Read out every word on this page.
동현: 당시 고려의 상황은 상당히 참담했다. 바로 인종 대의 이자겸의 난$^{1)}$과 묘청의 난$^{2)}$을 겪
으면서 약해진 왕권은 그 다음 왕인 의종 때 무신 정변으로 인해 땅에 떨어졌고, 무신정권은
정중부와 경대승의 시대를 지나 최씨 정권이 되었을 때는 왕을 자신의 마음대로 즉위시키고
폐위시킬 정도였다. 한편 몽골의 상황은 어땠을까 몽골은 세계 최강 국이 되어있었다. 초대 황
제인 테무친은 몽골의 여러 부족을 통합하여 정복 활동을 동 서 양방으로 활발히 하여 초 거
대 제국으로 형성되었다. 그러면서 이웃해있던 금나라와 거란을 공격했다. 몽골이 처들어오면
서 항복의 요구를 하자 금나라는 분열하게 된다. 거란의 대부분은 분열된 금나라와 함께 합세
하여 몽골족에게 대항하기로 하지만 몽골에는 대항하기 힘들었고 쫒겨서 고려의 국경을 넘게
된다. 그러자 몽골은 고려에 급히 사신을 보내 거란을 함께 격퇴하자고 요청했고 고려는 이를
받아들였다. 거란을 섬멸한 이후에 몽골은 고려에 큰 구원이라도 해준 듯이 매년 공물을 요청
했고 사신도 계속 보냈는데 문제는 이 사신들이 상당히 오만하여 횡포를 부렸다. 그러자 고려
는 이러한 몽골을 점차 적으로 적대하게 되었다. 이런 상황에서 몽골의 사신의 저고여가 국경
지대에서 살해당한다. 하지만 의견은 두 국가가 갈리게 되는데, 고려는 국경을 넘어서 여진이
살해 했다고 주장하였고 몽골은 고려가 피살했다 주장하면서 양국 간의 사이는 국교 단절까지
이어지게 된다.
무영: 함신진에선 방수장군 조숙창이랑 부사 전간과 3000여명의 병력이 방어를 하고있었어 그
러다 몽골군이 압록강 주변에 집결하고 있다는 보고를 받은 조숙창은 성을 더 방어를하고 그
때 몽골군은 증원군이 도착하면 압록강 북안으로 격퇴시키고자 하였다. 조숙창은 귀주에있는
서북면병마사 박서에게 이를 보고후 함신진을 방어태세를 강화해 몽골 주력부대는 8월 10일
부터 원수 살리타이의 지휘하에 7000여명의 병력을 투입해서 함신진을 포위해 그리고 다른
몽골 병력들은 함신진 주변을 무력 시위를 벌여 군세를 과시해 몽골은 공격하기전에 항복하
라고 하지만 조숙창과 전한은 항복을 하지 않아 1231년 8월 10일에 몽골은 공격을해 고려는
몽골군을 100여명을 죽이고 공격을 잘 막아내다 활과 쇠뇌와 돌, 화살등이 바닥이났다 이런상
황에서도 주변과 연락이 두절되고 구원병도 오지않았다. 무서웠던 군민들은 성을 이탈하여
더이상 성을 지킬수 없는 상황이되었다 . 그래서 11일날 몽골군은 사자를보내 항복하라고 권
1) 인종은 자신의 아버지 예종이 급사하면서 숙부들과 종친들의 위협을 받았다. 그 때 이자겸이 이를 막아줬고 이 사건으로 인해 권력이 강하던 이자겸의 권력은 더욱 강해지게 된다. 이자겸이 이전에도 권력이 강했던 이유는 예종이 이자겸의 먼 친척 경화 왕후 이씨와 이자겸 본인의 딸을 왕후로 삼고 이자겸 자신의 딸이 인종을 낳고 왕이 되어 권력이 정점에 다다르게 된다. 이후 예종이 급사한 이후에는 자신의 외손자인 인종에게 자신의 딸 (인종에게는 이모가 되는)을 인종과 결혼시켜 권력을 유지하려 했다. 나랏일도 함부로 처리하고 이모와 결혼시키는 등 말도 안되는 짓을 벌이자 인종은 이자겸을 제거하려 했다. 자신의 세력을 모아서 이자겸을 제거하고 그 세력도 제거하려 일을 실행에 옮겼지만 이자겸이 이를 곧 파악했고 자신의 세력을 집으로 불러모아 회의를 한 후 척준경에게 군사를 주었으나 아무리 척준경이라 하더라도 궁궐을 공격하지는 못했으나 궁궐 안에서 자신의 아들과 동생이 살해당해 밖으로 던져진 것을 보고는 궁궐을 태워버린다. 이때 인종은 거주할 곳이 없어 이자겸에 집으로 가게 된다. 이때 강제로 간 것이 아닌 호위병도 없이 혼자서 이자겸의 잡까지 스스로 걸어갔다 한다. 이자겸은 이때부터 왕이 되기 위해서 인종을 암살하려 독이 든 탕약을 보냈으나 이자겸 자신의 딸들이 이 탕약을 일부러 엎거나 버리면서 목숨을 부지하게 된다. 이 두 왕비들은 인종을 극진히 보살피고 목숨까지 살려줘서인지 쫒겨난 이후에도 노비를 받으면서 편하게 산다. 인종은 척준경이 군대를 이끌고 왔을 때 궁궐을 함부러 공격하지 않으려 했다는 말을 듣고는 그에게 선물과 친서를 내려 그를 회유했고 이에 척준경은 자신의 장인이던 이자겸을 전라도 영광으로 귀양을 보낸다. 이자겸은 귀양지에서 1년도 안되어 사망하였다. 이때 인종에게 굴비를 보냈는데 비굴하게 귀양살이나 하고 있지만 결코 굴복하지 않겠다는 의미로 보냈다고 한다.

Exercise brief: Retype the whole listing above exactly.

Complete response:
Read out every word on this page.
동현: 당시 고려의 상황은 상당히 참담했다. 바로 인종 대의 이자겸의 난$^{1)}$과 묘청의 난$^{2)}$을 겪
으면서 약해진 왕권은 그 다음 왕인 의종 때 무신 정변으로 인해 땅에 떨어졌고, 무신정권은
정중부와 경대승의 시대를 지나 최씨 정권이 되었을 때는 왕을 자신의 마음대로 즉위시키고
폐위시킬 정도였다. 한편 몽골의 상황은 어땠을까 몽골은 세계 최강 국이 되어있었다. 초대 황
제인 테무친은 몽골의 여러 부족을 통합하여 정복 활동을 동 서 양방으로 활발히 하여 초 거
대 제국으로 형성되었다. 그러면서 이웃해있던 금나라와 거란을 공격했다. 몽골이 처들어오면
서 항복의 요구를 하자 금나라는 분열하게 된다. 거란의 대부분은 분열된 금나라와 함께 합세
하여 몽골족에게 대항하기로 하지만 몽골에는 대항하기 힘들었고 쫒겨서 고려의 국경을 넘게
된다. 그러자 몽골은 고려에 급히 사신을 보내 거란을 함께 격퇴하자고 요청했고 고려는 이를
받아들였다. 거란을 섬멸한 이후에 몽골은 고려에 큰 구원이라도 해준 듯이 매년 공물을 요청
했고 사신도 계속 보냈는데 문제는 이 사신들이 상당히 오만하여 횡포를 부렸다. 그러자 고려
는 이러한 몽골을 점차 적으로 적대하게 되었다. 이런 상황에서 몽골의 사신의 저고여가 국경
지대에서 살해당한다. 하지만 의견은 두 국가가 갈리게 되는데, 고려는 국경을 넘어서 여진이
살해 했다고 주장하였고 몽골은 고려가 피살했다 주장하면서 양국 간의 사이는 국교 단절까지
이어지게 된다.
무영: 함신진에선 방수장군 조숙창이랑 부사 전간과 3000여명의 병력이 방어를 하고있었어 그
러다 몽골군이 압록강 주변에 집결하고 있다는 보고를 받은 조숙창은 성을 더 방어를하고 그
때 몽골군은 증원군이 도착하면 압록강 북안으로 격퇴시키고자 하였다. 조숙창은 귀주에있는
서북면병마사 박서에게 이를 보고후 함신진을 방어태세를 강화해 몽골 주력부대는 8월 10일
부터 원수 살리타이의 지휘하에 7000여명의 병력을 투입해서 함신진을 포위해 그리고 다른
몽골 병력들은 함신진 주변을 무력 시위를 벌여 군세를 과시해 몽골은 공격하기전에 항복하
라고 하지만 조숙창과 전한은 항복을 하지 않아 1231년 8월 10일에 몽골은 공격을해 고려는
몽골군을 100여명을 죽이고 공격을 잘 막아내다 활과 쇠뇌와 돌, 화살등이 바닥이났다 이런상
황에서도 주변과 연락이 두절되고 구원병도 오지않았다. 무서웠던 군민들은 성을 이탈하여
더이상 성을 지킬수 없는 상황이되었다 . 그래서 11일날 몽골군은 사자를보내 항복하라고 권
1) 인종은 자신의 아버지 예종이 급사하면서 숙부들과 종친들의 위협을 받았다. 그 때 이자겸이 이를 막아줬고 이 사건으로 인해 권력이 강하던 이자겸의 권력은 더욱 강해지게 된다. 이자겸이 이전에도 권력이 강했던 이유는 예종이 이자겸의 먼 친척 경화 왕후 이씨와 이자겸 본인의 딸을 왕후로 삼고 이자겸 자신의 딸이 인종을 낳고 왕이 되어 권력이 정점에 다다르게 된다. 이후 예종이 급사한 이후에는 자신의 외손자인 인종에게 자신의 딸 (인종에게는 이모가 되는)을 인종과 결혼시켜 권력을 유지하려 했다. 나랏일도 함부로 처리하고 이모와 결혼시키는 등 말도 안되는 짓을 벌이자 인종은 이자겸을 제거하려 했다. 자신의 세력을 모아서 이자겸을 제거하고 그 세력도 제거하려 일을 실행에 옮겼지만 이자겸이 이를 곧 파악했고 자신의 세력을 집으로 불러모아 회의를 한 후 척준경에게 군사를 주었으나 아무리 척준경이라 하더라도 궁궐을 공격하지는 못했으나 궁궐 안에서 자신의 아들과 동생이 살해당해 밖으로 던져진 것을 보고는 궁궐을 태워버린다. 이때 인종은 거주할 곳이 없어 이자겸에 집으로 가게 된다. 이때 강제로 간 것이 아닌 호위병도 없이 혼자서 이자겸의 잡까지 스스로 걸어갔다 한다. 이자겸은 이때부터 왕이 되기 위해서 인종을 암살하려 독이 든 탕약을 보냈으나 이자겸 자신의 딸들이 이 탕약을 일부러 엎거나 버리면서 목숨을 부지하게 된다. 이 두 왕비들은 인종을 극진히 보살피고 목숨까지 살려줘서인지 쫒겨난 이후에도 노비를 받으면서 편하게 산다. 인종은 척준경이 군대를 이끌고 왔을 때 궁궐을 함부러 공격하지 않으려 했다는 말을 듣고는 그에게 선물과 친서를 내려 그를 회유했고 이에 척준경은 자신의 장인이던 이자겸을 전라도 영광으로 귀양을 보낸다. 이자겸은 귀양지에서 1년도 안되어 사망하였다. 이때 인종에게 굴비를 보냈는데 비굴하게 귀양살이나 하고 있지만 결코 굴복하지 않겠다는 의미로 보냈다고 한다.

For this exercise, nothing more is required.